Objective: Output, as a JSON list of strings with one string per line, the lines of the listing between the line containing "cross row3 col2 [63,73,74,84]" and the line containing "What elements are", inclusive. Leave out any blank lines.

Exercise inputs:
──────────────────────────────

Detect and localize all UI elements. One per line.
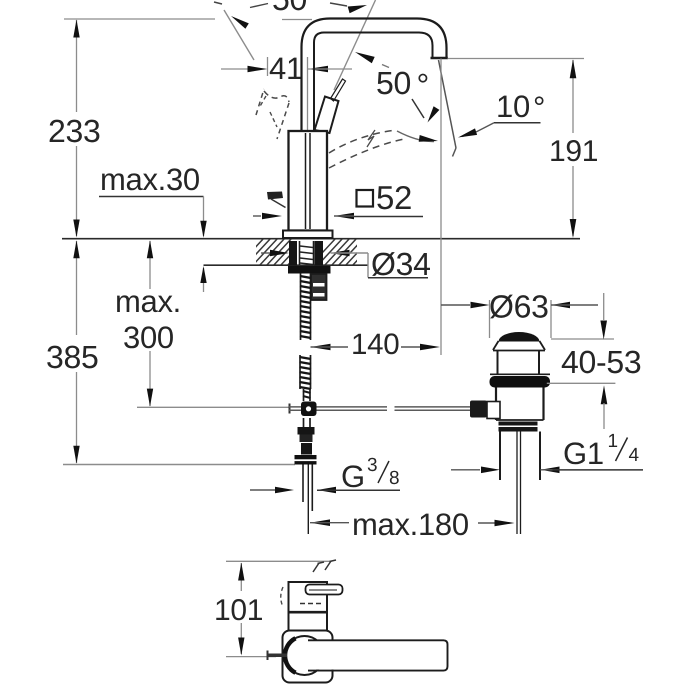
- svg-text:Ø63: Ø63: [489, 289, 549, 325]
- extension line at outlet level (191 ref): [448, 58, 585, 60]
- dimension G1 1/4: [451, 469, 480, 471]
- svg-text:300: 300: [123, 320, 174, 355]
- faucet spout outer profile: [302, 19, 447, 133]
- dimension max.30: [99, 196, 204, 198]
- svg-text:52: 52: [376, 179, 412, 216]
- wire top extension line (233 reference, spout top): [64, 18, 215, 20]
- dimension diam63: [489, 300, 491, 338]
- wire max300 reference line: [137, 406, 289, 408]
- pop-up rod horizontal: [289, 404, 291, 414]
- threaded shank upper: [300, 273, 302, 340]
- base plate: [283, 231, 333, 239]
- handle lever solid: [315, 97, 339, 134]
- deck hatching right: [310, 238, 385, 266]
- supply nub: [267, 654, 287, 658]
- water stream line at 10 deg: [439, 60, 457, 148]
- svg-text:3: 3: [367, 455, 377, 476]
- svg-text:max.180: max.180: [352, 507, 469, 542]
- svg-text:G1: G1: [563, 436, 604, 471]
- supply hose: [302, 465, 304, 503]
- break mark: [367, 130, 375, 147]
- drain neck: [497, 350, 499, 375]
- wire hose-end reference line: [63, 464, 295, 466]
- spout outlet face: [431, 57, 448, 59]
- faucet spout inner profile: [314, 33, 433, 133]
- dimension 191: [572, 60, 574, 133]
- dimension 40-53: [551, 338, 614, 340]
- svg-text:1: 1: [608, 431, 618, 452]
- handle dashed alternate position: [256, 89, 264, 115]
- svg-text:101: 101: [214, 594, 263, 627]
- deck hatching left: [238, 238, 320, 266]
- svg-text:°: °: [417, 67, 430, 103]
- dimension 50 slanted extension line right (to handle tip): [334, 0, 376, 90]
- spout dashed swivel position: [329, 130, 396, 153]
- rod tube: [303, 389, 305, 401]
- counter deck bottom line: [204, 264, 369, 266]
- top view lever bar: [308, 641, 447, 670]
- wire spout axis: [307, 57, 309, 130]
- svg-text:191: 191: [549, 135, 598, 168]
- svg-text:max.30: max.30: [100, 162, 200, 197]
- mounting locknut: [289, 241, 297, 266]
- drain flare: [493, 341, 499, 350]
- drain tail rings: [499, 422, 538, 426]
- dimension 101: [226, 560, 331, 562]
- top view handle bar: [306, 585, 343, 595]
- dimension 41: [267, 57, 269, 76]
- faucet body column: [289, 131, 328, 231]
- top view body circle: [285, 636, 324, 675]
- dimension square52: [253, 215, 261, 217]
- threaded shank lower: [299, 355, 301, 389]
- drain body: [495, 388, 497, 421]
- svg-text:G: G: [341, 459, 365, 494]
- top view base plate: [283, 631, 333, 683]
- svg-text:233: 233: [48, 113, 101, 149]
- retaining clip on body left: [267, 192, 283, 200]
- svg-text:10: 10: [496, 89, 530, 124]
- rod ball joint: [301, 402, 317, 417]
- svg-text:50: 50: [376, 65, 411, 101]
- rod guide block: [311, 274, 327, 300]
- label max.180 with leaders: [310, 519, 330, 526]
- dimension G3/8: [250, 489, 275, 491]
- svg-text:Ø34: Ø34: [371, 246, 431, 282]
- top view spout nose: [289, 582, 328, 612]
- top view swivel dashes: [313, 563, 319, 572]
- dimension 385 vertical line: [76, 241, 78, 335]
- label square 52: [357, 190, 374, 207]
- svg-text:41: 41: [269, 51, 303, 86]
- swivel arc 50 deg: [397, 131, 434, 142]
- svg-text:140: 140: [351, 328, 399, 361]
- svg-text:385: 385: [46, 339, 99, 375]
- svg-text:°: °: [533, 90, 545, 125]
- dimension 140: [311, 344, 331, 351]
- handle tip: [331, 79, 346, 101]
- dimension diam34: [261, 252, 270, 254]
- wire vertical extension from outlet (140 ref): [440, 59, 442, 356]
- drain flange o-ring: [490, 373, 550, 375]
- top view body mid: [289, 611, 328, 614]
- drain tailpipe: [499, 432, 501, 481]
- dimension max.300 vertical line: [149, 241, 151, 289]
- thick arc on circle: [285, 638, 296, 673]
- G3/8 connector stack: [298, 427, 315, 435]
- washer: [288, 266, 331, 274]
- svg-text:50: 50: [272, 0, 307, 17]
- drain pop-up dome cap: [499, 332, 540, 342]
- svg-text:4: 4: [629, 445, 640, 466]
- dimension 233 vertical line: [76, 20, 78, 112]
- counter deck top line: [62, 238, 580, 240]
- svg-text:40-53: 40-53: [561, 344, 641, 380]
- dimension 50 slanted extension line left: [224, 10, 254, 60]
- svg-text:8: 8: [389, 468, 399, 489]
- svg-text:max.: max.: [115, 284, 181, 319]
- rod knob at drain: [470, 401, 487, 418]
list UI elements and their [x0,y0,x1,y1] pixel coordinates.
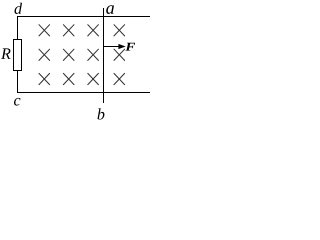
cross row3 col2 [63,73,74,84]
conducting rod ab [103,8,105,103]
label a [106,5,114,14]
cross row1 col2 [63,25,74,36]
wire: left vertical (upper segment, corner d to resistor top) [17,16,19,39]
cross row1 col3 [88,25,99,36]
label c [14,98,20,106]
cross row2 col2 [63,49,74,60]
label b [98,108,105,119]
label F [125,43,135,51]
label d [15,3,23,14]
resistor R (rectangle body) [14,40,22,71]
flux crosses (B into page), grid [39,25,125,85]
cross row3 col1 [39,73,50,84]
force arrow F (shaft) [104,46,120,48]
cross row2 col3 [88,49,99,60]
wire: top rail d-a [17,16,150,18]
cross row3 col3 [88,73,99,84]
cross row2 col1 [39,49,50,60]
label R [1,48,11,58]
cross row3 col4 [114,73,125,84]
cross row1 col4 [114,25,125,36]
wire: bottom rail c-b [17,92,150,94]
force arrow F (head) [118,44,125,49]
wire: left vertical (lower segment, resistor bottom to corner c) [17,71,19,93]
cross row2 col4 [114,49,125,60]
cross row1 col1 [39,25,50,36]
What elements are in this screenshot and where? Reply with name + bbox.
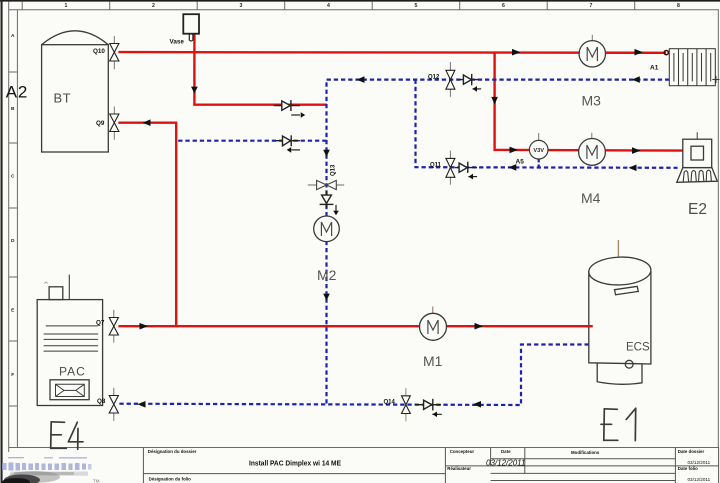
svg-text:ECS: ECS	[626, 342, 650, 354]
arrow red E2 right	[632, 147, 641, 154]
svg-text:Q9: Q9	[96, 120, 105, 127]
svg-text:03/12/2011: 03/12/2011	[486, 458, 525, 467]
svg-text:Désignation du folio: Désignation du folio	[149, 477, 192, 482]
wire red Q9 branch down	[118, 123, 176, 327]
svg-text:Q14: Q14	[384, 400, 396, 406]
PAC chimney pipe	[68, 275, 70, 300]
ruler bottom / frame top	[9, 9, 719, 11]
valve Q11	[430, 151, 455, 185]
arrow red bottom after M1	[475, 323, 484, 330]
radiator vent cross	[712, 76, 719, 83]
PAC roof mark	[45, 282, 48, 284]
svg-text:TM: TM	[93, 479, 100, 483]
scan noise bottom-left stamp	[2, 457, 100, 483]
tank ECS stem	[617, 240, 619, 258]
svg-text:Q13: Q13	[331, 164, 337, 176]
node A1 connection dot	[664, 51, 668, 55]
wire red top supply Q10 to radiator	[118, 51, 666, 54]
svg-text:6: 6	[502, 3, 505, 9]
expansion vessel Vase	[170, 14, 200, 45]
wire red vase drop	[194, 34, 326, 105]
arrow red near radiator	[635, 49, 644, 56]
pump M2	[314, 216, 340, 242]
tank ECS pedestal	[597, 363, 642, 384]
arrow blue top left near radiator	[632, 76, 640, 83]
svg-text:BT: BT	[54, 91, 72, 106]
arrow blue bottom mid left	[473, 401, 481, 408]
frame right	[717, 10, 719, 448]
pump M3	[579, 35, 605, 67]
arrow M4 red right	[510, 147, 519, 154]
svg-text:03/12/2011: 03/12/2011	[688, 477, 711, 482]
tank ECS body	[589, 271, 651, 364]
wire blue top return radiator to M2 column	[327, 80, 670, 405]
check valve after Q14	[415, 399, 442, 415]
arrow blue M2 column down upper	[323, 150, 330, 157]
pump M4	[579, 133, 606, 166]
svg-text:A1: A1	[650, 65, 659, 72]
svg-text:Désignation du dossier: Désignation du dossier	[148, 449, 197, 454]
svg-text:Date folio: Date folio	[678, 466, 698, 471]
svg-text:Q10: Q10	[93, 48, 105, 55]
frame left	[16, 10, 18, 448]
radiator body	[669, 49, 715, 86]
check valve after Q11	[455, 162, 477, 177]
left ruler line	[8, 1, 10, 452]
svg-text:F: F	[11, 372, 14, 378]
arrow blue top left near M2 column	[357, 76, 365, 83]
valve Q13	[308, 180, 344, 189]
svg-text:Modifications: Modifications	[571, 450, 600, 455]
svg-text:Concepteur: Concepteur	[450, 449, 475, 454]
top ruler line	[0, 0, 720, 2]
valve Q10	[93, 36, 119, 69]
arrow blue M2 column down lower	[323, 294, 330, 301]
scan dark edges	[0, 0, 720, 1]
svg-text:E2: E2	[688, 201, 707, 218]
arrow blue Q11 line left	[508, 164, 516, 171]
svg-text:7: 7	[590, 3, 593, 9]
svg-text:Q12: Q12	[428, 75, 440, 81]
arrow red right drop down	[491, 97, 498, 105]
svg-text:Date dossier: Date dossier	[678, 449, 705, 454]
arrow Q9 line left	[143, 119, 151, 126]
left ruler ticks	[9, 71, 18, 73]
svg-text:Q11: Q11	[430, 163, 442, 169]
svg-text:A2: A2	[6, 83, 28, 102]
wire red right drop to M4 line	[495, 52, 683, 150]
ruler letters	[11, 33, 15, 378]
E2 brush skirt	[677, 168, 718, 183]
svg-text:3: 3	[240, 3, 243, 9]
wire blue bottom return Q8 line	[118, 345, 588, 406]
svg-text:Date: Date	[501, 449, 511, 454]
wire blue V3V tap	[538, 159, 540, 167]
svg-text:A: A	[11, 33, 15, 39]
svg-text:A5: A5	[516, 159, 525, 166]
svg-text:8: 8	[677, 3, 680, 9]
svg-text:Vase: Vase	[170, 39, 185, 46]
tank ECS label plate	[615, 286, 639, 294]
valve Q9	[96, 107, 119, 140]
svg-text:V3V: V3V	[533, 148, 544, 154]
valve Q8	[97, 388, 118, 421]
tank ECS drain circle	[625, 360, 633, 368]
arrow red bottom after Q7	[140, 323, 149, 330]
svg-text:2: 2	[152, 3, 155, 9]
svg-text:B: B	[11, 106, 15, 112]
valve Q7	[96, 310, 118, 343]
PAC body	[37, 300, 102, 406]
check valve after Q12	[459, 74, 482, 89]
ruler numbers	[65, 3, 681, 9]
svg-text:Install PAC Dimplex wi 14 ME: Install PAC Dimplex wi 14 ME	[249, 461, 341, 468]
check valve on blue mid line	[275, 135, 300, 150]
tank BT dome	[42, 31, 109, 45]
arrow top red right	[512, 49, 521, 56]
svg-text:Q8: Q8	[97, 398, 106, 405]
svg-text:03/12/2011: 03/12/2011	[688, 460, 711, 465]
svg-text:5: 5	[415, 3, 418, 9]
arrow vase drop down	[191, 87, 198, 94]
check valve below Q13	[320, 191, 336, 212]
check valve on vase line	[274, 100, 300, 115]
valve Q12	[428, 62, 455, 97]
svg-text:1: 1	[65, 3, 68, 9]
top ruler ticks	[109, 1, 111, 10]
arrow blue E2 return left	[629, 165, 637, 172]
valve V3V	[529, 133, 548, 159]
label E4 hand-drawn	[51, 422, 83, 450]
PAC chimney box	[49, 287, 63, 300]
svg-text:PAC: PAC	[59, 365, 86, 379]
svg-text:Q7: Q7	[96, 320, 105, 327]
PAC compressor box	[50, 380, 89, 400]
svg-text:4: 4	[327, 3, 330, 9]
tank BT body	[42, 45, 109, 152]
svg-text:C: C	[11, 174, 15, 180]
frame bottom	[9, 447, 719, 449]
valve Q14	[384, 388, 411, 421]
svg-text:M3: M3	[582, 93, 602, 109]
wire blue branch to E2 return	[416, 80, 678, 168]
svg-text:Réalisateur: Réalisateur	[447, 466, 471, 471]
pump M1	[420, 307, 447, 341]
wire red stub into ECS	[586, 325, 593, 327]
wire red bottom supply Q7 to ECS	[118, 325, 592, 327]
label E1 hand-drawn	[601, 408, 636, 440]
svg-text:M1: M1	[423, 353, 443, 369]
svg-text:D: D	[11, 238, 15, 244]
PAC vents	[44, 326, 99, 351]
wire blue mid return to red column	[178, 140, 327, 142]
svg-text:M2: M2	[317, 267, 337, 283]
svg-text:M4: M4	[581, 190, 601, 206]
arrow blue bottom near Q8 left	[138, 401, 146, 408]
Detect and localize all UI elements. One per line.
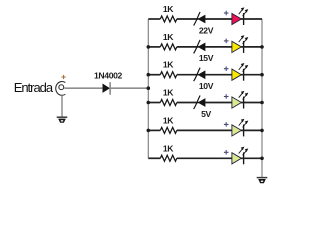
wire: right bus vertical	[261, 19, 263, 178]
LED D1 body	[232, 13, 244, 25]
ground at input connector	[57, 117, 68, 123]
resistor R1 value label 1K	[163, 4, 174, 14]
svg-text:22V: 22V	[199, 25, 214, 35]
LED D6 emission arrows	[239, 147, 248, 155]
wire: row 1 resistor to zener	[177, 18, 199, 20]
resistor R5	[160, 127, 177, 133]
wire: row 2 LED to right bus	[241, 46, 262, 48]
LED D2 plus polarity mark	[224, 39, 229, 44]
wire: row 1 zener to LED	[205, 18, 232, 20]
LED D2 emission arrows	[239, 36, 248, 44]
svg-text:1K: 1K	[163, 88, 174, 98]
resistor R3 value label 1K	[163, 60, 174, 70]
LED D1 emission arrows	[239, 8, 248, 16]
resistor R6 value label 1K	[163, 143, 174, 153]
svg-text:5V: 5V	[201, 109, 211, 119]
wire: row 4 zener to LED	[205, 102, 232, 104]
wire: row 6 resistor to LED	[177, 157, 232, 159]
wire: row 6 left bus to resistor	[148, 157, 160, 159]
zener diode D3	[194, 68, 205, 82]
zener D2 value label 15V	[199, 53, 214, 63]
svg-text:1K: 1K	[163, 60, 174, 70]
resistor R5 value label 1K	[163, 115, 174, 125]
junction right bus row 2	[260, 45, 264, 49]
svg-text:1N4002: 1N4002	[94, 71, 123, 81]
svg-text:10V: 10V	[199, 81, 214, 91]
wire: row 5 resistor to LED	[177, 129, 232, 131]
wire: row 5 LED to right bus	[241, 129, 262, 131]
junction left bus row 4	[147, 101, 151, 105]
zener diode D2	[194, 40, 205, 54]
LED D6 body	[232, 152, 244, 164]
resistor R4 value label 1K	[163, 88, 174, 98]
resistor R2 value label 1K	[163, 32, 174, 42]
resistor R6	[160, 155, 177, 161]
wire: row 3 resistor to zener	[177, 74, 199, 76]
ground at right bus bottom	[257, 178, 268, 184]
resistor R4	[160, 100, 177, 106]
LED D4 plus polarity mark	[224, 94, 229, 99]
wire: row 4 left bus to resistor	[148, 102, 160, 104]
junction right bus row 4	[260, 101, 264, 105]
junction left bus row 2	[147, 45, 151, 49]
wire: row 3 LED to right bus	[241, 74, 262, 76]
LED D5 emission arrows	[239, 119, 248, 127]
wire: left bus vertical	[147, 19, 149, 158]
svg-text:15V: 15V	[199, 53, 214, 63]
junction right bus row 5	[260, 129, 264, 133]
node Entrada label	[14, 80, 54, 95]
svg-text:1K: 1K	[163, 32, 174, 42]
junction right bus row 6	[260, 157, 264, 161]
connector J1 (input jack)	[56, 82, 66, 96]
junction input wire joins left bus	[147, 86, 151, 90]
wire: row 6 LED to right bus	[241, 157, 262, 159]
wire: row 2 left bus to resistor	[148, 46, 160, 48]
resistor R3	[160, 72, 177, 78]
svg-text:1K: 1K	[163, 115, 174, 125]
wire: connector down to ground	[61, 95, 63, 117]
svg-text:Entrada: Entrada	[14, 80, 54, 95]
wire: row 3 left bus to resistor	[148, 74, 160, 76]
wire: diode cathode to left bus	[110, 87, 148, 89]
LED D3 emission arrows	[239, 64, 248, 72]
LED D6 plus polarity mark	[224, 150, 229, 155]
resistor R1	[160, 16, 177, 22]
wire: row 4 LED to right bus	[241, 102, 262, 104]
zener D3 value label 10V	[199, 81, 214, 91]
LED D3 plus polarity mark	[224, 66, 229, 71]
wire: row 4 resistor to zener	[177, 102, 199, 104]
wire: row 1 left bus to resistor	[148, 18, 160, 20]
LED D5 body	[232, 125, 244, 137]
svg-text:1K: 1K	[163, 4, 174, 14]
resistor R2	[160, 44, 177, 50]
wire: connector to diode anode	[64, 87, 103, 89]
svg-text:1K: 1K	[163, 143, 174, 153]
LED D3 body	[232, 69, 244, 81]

──────────────────────────────

Result:
[
  "cross row3 col2 [63,73,74,84]",
  "conducting rod ab [103,8,105,103]",
  "label a [106,5,114,14]",
  "cross row1 col2 [63,25,74,36]",
  "wire: left vertical (upper segment, corner d to resistor top) [17,16,19,39]",
  "cross row1 col3 [88,25,99,36]",
  "label c [14,98,20,106]",
  "cross row2 col2 [63,49,74,60]",
  "label b [98,108,105,119]",
  "label F [125,43,135,51]",
  "label d [15,3,23,14]",
  "resistor R (rectangle body) [14,40,22,71]",
  "flux crosses (B into page), grid [39,25,125,85]",
  "cross row3 col1 [39,73,50,84]",
  "force arrow F (shaft) [104,46,120,48]",
  "cross row2 col3 [88,49,99,60]",
  "wire: top rail d-a [17,16,150,18]",
  "cross row3 col3 [88,73,99,84]",
  "cross row2 col1 [39,49,50,60]",
  "label R [1,48,11,58]",
  "cross row3 col4 [114,73,125,84]",
  "cross row1 col4 [114,25,125,36]",
  "wire: bottom rail c-b [17,92,150,94]",
  "force arrow F (head) [118,44,125,49]",
  "wire: left vertical (lower segment, resistor bottom to corner c) [17,71,19,93]",
  "cross row2 col4 [114,49,125,60]",
  "cross row1 col1 [39,25,50,36]",
  "What elements are in this screenshot and where? Reply with name + bbox."
]